* What you should do:
Return every line of the material that contains the string "视频展台", treating case as significant.

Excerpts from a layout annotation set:
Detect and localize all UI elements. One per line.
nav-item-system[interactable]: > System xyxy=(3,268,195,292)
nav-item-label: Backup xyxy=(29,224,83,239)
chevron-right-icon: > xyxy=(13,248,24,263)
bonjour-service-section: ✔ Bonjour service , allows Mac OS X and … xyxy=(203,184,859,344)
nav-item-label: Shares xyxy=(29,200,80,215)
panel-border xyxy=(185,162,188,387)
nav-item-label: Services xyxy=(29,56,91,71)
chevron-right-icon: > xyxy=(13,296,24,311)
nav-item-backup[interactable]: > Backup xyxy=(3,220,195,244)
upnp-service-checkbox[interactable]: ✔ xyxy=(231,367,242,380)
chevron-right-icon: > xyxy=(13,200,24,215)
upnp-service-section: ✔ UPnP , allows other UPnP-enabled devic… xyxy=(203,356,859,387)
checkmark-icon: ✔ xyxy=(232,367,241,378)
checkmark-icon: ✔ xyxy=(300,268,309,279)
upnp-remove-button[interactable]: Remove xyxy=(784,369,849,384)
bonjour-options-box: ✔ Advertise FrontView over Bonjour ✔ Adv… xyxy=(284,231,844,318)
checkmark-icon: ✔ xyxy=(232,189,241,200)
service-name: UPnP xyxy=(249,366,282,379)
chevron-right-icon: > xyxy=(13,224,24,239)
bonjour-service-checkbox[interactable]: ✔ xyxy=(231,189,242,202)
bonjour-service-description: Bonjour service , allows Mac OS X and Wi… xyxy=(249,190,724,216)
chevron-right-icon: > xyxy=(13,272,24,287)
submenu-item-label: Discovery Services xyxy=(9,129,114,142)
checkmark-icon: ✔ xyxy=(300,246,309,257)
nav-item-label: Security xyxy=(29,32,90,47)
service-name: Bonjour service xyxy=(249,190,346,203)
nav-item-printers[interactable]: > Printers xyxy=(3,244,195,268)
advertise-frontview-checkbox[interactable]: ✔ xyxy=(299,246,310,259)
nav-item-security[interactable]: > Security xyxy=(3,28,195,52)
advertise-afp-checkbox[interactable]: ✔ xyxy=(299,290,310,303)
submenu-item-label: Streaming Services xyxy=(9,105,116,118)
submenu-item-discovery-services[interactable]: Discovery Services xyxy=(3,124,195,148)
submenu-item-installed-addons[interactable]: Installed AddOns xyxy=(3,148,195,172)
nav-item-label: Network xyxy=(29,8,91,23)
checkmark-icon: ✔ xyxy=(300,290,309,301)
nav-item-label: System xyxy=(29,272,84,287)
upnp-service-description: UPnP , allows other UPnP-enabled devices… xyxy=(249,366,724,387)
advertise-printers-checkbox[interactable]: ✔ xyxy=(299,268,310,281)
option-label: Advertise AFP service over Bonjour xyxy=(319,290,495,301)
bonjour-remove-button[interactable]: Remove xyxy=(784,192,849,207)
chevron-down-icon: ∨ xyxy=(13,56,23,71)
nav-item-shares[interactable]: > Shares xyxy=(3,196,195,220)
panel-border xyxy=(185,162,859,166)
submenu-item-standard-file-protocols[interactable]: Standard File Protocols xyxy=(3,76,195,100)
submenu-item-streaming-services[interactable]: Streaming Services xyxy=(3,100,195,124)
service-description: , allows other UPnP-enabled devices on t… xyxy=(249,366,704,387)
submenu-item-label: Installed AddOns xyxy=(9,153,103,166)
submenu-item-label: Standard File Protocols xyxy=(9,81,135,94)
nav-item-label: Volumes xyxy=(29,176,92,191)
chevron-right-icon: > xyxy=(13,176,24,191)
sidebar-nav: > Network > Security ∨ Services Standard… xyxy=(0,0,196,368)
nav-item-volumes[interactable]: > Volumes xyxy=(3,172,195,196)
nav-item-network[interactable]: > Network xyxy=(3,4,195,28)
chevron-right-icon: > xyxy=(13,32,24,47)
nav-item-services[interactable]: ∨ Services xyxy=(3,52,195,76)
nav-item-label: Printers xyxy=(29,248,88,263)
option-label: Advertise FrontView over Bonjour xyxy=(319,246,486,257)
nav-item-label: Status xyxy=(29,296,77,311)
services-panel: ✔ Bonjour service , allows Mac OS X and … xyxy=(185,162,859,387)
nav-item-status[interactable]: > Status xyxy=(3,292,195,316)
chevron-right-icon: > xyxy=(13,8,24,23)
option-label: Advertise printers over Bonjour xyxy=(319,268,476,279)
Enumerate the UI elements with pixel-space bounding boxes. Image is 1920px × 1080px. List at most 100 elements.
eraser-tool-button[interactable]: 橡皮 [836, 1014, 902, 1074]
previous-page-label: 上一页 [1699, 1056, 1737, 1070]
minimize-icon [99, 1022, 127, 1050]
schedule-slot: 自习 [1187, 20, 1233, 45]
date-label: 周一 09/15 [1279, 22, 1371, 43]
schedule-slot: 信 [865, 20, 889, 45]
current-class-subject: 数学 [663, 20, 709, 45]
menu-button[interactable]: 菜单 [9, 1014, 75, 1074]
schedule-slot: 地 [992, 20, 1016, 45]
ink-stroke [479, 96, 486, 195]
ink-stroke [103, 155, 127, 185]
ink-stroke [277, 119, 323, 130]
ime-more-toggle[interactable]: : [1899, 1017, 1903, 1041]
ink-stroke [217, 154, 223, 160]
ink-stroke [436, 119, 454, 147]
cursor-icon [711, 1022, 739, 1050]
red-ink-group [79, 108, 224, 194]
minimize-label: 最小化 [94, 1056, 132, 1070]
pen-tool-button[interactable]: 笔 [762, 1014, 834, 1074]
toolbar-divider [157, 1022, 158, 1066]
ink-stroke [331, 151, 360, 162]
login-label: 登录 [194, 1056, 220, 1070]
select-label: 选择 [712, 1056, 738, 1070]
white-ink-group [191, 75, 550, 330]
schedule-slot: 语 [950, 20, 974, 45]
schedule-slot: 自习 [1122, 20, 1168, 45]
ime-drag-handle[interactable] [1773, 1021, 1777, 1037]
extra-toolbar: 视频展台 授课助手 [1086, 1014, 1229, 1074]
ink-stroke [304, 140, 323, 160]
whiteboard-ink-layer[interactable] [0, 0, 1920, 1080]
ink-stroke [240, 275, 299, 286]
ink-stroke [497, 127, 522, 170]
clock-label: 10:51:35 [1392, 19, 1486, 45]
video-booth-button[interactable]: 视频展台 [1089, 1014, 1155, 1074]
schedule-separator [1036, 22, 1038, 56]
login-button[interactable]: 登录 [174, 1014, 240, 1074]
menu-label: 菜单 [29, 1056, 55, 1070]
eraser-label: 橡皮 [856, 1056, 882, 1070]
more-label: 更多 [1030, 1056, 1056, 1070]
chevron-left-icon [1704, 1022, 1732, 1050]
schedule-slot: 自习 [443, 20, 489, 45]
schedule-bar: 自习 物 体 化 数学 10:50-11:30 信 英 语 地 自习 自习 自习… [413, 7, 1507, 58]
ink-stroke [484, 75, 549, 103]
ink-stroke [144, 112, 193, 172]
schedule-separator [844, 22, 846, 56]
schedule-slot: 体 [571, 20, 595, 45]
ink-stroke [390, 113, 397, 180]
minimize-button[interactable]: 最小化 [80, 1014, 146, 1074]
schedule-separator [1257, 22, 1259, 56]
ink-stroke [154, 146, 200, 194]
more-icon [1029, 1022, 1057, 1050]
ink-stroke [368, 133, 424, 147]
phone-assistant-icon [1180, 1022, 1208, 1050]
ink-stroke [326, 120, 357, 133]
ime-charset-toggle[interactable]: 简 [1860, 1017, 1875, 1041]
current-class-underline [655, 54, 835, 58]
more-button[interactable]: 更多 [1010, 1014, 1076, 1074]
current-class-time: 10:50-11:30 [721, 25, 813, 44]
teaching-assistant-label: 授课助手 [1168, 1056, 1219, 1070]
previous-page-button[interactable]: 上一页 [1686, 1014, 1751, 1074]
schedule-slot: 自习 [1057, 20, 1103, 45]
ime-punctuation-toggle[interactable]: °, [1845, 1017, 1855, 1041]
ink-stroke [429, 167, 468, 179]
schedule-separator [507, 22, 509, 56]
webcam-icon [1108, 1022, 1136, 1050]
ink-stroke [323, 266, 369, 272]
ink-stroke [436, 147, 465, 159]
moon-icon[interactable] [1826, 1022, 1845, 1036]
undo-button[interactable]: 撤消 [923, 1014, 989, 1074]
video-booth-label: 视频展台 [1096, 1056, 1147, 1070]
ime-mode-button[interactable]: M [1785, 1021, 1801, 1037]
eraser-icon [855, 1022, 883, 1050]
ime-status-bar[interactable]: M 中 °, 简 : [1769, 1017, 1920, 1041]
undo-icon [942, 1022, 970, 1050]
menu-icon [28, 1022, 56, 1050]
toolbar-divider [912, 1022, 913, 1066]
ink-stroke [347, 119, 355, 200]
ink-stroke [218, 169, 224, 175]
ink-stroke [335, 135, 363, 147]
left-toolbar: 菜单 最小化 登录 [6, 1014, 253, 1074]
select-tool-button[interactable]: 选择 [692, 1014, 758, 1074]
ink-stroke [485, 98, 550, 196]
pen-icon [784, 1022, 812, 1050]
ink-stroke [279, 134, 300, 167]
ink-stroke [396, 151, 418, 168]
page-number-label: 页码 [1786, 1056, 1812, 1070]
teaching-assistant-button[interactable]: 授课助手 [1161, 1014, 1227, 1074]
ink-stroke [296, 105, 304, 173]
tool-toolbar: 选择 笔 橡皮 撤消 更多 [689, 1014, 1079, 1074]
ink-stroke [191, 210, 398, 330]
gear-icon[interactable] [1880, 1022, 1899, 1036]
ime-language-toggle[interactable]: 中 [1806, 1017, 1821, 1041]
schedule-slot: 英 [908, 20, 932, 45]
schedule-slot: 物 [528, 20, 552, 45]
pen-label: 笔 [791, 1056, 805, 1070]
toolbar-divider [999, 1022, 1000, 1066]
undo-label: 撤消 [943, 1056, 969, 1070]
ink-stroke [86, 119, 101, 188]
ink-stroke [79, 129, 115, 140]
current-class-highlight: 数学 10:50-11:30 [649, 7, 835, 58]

* Finished exercise:
extra-toolbar: 视频展台 授课助手 [1086, 1014, 1229, 1074]
video-booth-button[interactable]: 视频展台 [1089, 1014, 1155, 1074]
video-booth-label: 视频展台 [1096, 1056, 1147, 1070]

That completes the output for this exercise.